Bloque de texto:
───

Hace un par de días se publicó un
informe sobre discriminación en México. Los resultados, que muchos mexicanos
hemos vivido en carne propia: en México eres discriminado por tu origen étnico,
tu color de piel y tu apariencia.
Hace unos días también, paseándome
por feisbuk llamó mucho mi atención una foto vieja de uno de mis contactos. En
ella se puede ver a un par de jóvenes blancos, de ojos claros, mexicanos,
fotografiados junto a un hombre de edad media con sombrero, rasgos indígenas,
ropa vieja y un tono de piel muy oscuro. Los jóvenes tenían un gesto socarrón
en la foto. Se tomaron la foto con el “INDIO”, con el “NACO”, para ponerla en
feisbuk y divertir a sus amigos “BIEN”. México,
sin duda, es un país de gran desigualdad económica y social.
Muchas de las explicaciones que
he escuchado para este fenómeno involucran a los políticos y empresarios que
son calificados como rapaces y voraces ambiciosos sin medida. Esta es una
simplificación que encuentra cierta verdad y confirmación cuando se escuchan
las cínicas declaraciones de gente como Emilio Gamboa o Ricardo Salinas Pliego.
Sin embargo la explicación puede
ser mucho más compleja y lastimosa, somos nosotros y las personas que conocemos
quienes han perpetuado esa desigualdad. En México hay dos problemas muy graves
que no se han reconocido del todo y que no están en la mesa de discusión como
deberían: el racismo y el clasismo. Los mexicanos, en general, somos
profundamente racistas y clasistas. Esto quiere decir que estamos convencidos
de que el valor intrínseco de cada individuo está determinado por su origen
social, sus características raciales y pertenencia étnica.
Estos dos hechos han sido
largamente escondidos detrás del mito nacional del mestizaje y es por ello que
cuando uno se atreve a señalar su existencia, se encuentra con una negación
rayana en la esquizofrenia. He llegado a escuchar frases tan ridículas e indignantes
como: “En México no hay racismo porque no hay negros” o “en México no somos
como los gringos, aquí no hay Ku Klux Klan”. No hace falta que haya
organizaciones abiertamente racistas o un grupo étnico específico para que esta
peste exista.
Hoy en México los indígenas
siguen siendo los más desfavorecidos y marginados del país, y la gente se mofa
de su acento al hablar español y lo identifican con la ignorancia y la
estupidez cuando la verdad es que ellos han debido aprender a hablar una lengua
extranjera para poder ser tomados en cuenta en su propia tierra y si tienen
acento es porque son bilingües.
En México se le llama a la gente “negro”,
“prieto”, “naco”, “indio”, “pata rajada”, etc, con el fin de hacerle sentir que
pertenece a una clase social y étnica que es intrínsecamente inferior en valor y
dignidad. Esta discriminación sistemática es grave no sólo por las
implicaciones individuales que tiene en la vida de las personas que la sufren.
La discriminación también corroe la paz social y la fibra moral de un país.

───

Material mostrado:
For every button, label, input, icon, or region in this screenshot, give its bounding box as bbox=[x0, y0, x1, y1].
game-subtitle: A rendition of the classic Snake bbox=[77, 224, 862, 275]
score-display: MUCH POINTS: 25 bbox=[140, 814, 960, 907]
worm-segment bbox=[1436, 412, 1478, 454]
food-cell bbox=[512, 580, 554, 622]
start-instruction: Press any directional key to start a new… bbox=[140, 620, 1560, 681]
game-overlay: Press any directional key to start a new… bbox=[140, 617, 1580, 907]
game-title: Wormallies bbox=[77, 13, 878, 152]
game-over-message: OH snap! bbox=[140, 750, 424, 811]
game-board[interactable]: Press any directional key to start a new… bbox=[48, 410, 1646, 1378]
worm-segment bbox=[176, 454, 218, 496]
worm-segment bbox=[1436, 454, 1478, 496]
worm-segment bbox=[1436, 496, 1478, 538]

───

Tus tareas:
**a.** Reproduce del texto sobre discriminación en México el fragmento comprendido entre "Hace unos días" y "económica y social.", ambos incluidos.
**b.** Según el texto sobre discriminación en México, ¿por qué los indígenas tienen acento al hablar español? Responde en una a tres oraciones.
**c.** Prolonga el texto sobre discriminación en México a partir de su última oración.
Las entradas provienen de otra fuente.

Resultados del ejercicio:
**a.**
Hace unos días también, paseándome
por feisbuk llamó mucho mi atención una foto vieja de uno de mis contactos. En
ella se puede ver a un par de jóvenes blancos, de ojos claros, mexicanos,
fotografiados junto a un hombre de edad media con sombrero, rasgos indígenas,
ropa vieja y un tono de piel muy oscuro. Los jóvenes tenían un gesto socarrón
en la foto. Se tomaron la foto con el “INDIO”, con el “NACO”, para ponerla en
feisbuk y divertir a sus amigos “BIEN”. México,
sin duda, es un país de gran desigualdad económica y social.

**b.** Tienen acento porque son bilingües. Han tenido que aprender el español, que para ellos es una lengua extranjera, para ser tomados en cuenta en su propia tierra.

**c.**
La gente que discrimina está
convencida de que ciertas personas son mejores que otras y por lo tanto merecen
más y mejores oportunidades de manera automática. Es así que los
discriminadores eligen quien accede o no a servicios y derechos que en teoría
deberían ser disfrutados por todos.
La gente que es discriminada ve
su autoestima y su calidad de vida minadas de forma sistemática. Esta continua
vejación de su dignidad y su derecho genera resentimiento, desconfianza y
revanchismo.
El creer, tolerar y reforzar que
las personas son intrínsecamente distintas en valor y dignidad también genera
que se acepte una aplicación a modo de las leyes y reglamentos. La implicación
lógica es que la ley se aplica con todo su peso para los inferiores, mientras
que los superiores gozan tratos preferenciales.
Esto es una trampa para todos
porque claro está que a nadie le gusta pensar que es inferior, sin embargo lo
usual es que eso lo decidan terceras personas en situaciones específicas.
Esta tolerancia hacia la discriminación instala profundas
divisiones sociales que se manifiestan de formas funestas. Los discriminadores
niegan todo derecho y dignidad a los discriminados y justifican toda clase de
abusos y vejaciones a este grupo. Los discriminados se sienten felices cuando
sus discriminadores caen en desgracia y no perderán ninguna oportunidad para
obtener revancha.
Los abusos, sorna y discriminación de empresarios y
servidores públicos y privados se ven contestados con secuestros, robos y
violaciones horrorosos en los que se vulnera la dignidad de las víctimas con
cierto sadismo que denota cierta revancha: “Tu me orillaste a esto, ahora toma tu
merecido”.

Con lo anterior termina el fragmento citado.